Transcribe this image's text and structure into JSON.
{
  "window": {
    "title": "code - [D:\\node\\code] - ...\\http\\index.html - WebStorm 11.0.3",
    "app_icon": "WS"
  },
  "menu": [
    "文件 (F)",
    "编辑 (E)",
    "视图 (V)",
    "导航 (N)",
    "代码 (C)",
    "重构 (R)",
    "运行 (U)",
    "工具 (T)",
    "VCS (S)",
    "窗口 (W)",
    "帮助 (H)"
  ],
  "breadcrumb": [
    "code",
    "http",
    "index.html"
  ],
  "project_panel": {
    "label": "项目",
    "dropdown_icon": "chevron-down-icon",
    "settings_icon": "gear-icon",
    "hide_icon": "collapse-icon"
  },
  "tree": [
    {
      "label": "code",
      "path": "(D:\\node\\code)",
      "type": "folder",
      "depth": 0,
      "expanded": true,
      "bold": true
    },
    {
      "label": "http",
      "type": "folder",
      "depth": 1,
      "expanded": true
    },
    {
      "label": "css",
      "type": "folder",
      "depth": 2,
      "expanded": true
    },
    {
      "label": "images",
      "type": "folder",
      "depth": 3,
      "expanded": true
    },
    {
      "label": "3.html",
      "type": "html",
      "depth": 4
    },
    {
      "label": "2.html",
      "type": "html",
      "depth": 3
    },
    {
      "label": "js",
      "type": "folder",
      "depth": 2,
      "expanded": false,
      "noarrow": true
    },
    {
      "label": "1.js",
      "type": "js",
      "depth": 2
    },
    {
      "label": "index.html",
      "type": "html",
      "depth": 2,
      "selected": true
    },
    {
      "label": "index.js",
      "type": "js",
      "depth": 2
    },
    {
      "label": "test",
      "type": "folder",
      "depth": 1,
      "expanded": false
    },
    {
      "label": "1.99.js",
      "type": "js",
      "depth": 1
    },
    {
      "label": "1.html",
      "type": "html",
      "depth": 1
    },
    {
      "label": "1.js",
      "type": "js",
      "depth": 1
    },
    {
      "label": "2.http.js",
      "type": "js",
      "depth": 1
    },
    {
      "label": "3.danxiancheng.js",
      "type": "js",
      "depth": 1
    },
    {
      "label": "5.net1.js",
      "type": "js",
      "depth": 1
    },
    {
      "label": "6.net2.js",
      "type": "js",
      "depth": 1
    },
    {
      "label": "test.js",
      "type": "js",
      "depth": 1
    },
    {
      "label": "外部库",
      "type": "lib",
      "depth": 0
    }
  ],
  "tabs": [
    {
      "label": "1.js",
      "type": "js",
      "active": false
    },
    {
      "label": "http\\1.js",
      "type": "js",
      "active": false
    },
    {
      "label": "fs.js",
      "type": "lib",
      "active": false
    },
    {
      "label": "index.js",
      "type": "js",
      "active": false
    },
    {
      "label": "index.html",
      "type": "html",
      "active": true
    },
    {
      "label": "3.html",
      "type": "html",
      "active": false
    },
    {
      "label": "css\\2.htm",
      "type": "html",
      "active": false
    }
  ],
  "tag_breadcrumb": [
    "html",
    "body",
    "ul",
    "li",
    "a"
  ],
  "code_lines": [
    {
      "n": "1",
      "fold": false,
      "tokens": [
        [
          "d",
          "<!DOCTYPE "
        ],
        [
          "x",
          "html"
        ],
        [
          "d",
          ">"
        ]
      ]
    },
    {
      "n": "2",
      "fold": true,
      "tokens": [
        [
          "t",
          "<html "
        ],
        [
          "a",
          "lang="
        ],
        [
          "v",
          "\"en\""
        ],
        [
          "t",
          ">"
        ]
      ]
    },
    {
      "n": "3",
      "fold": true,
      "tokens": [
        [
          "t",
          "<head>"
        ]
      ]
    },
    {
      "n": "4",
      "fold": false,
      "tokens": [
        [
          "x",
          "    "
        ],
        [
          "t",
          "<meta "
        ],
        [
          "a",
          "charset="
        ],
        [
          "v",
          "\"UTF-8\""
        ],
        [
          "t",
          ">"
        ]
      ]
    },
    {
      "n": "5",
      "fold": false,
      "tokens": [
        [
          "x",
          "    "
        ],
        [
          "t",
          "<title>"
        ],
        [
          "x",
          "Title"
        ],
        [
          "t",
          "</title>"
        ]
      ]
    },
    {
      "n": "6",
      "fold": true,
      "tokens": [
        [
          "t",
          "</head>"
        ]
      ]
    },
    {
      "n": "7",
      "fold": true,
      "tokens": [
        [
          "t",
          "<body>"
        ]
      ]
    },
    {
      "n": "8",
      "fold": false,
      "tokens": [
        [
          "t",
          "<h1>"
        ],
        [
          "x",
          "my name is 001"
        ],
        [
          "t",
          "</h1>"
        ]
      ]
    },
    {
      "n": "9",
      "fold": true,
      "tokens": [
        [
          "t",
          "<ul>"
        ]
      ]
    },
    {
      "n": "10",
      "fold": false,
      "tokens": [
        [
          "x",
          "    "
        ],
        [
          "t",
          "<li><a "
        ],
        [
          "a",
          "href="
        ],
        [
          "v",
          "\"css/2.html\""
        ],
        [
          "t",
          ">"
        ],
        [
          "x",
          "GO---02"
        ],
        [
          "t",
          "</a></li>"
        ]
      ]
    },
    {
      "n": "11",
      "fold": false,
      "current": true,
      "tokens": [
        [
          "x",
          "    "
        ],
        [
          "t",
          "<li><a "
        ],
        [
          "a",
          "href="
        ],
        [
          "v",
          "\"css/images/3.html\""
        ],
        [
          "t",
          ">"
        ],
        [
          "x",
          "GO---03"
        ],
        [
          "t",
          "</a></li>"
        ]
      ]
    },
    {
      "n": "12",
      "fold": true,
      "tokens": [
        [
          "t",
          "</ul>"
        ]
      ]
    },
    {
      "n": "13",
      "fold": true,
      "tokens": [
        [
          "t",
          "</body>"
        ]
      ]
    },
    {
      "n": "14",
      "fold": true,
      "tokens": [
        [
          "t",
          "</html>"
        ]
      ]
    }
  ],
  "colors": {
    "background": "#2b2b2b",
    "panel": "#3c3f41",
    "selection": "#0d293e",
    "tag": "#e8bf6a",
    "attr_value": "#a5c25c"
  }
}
++++++++
* What is required
Look for lines containing the string "node" and copy them all.

* Full response
    "title": "code - [D:\\node\\code] - ...\\http\\index.html - WebStorm 11.0.3",
      "path": "(D:\\node\\code)",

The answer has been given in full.